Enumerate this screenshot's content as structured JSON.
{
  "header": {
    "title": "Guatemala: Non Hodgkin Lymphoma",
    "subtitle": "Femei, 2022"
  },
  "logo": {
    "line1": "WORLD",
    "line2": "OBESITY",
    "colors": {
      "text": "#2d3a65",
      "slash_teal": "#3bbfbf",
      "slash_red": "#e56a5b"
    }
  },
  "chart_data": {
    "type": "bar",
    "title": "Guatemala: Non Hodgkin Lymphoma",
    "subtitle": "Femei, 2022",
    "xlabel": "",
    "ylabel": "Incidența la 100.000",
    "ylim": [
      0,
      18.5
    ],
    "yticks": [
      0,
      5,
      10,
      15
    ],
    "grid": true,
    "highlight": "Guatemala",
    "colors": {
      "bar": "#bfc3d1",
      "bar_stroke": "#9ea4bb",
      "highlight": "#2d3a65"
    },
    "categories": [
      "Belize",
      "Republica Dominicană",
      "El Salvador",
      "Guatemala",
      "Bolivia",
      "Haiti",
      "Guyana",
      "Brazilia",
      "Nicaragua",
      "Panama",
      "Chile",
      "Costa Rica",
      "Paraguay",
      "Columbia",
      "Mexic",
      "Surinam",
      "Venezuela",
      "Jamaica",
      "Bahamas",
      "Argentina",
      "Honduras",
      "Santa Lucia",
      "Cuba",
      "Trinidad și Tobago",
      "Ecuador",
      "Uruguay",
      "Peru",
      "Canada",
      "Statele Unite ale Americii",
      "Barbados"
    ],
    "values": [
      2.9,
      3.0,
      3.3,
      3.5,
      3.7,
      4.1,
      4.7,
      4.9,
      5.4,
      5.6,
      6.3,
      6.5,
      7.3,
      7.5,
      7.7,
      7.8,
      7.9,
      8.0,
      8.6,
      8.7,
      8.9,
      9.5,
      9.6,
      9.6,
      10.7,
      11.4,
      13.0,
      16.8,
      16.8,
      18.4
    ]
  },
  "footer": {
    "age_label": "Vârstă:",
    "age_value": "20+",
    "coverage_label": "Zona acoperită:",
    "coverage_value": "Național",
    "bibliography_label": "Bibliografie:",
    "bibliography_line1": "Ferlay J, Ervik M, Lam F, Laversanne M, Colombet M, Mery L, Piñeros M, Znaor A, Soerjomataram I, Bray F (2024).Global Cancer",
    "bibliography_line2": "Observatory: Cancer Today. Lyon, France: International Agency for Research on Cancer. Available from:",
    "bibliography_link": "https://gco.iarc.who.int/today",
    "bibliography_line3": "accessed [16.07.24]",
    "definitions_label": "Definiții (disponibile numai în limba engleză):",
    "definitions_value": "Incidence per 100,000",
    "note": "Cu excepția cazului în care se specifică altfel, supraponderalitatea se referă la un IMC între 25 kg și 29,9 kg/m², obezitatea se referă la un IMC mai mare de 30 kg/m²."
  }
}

● ● ● ● ● ● ●

Spot every line that holds "Guatemala" and copy it.

• Exercise solution:
    "title": "Guatemala: Non Hodgkin Lymphoma",
    "title": "Guatemala: Non Hodgkin Lymphoma",
    "highlight": "Guatemala",
      "Guatemala",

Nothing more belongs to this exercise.